Extrait du texte »
Je suis entrée dans ce livre en me disant, ah tiens c'est pas mal, pas transcendant, un style bien foutu, un peu oral mais assez bien tourné pour qu'on sente le travail, une histoire et un univers qui rappelle des livres et des histoires lus et relus plein de fois.
Bref.
Je me laisse tranquillement à lire.

Et puis parfois, il y a des phrases qui font mouche. Parce qu'il a une écriture métaphorique très onirique, mais pas trop poétique. Juste ce qu'il faut d'images qui font à la fois très visuelles et très significatives.

Citation:
"Ah, Evelyn et Vivian, je vous adore toutes les deux, je vous aime pour vos tristes vies, le vide misérable que vous retrouvez en rentrant chez vous à l'aube. Vous aussi vous êtes seules, mais pas comme Arturo Bandini, qui n'est ni veau ni vache et même pas bon à donner le change. Alors buvez-le votre champagne, parce que je vous aime toutes les deux, et toi aussi Vivian, même si ta bouche a l'air d'avoir été creusée à coups d'ongles, même si les yeux de vieille enfant nagent dans le sang comme des commets écrits par un maniaque."


Et peu à peu il m'entraîne dans sa tristesse, ses petites rages, les injustices.

Et je me laisse contaminer par ses réflexions sur l'écriture, la réussite, la célébrité, la mégalomanie, la solitude, l'amour, la violence, la peur.

Bandini est frustré, tout le temps, sans arrêt. Tout autour de lui va dans le mauvais sens. Il survit en ne mangeant que des fruits qu'un épicier lui offre, ou en volant du lait qu'il n'arrive pas à boire parce que c'est du babeurre. Il se retrouve mêler à un assassinat de veau pour y découper un steak et s'enfuit.
Il tombe amoureux d'une mexicaine. Des relents racistes lui brûlent les lèvres, parce qu'il ne peut pas l'atteindre, parce qu'elle est belle et qu'il faut lui faire mal. Mais il aime. Et elle le méprise, en aime un autre.
Ses nouvelles ne se vendent pas.

Mais parfois des sursauts lui font sortir la tête de l'eau, de la mouise, de la poussière.

Données affichées »
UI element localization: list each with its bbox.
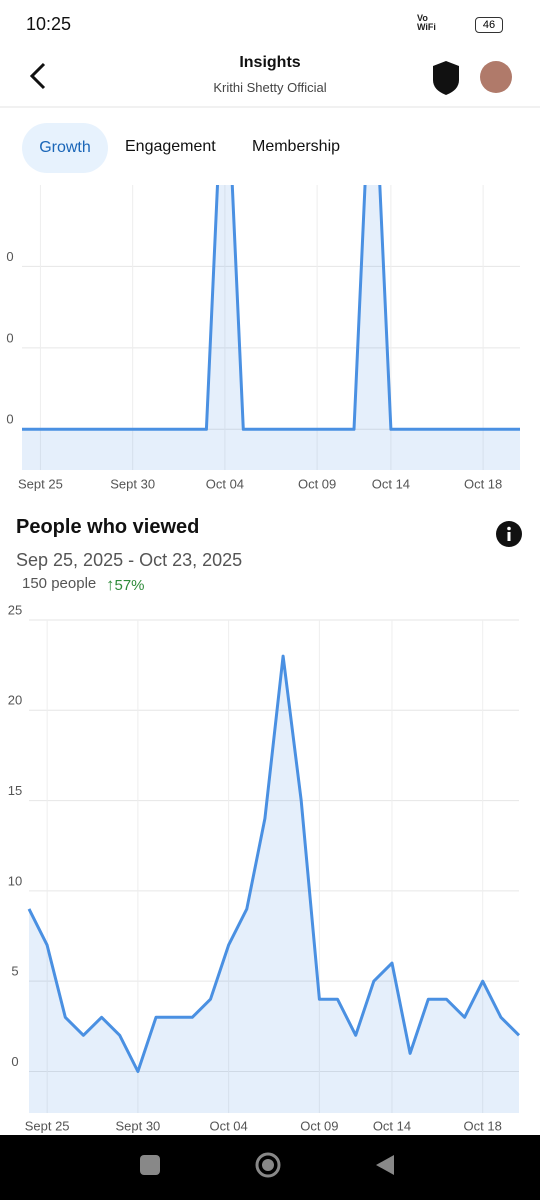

Consigne » Quel résumé en deux phrases donneriez-vous de cet avis de lecture ?

Résultat » La lecture commence sans grand enthousiasme devant un style un peu oral mais travaillé, puis certaines phrases font mouche grâce à une écriture métaphorique très onirique, et l'on se laisse peu à peu entraîner dans la tristesse et les réflexions du personnage sur l'écriture, la réussite, la solitude ou l'amour. Arturo Bandini, frustré en permanence, survit tant bien que mal, aime une Mexicaine qui le méprise et ne vend pas ses nouvelles, mais des sursauts lui font parfois sortir la tête de l'eau.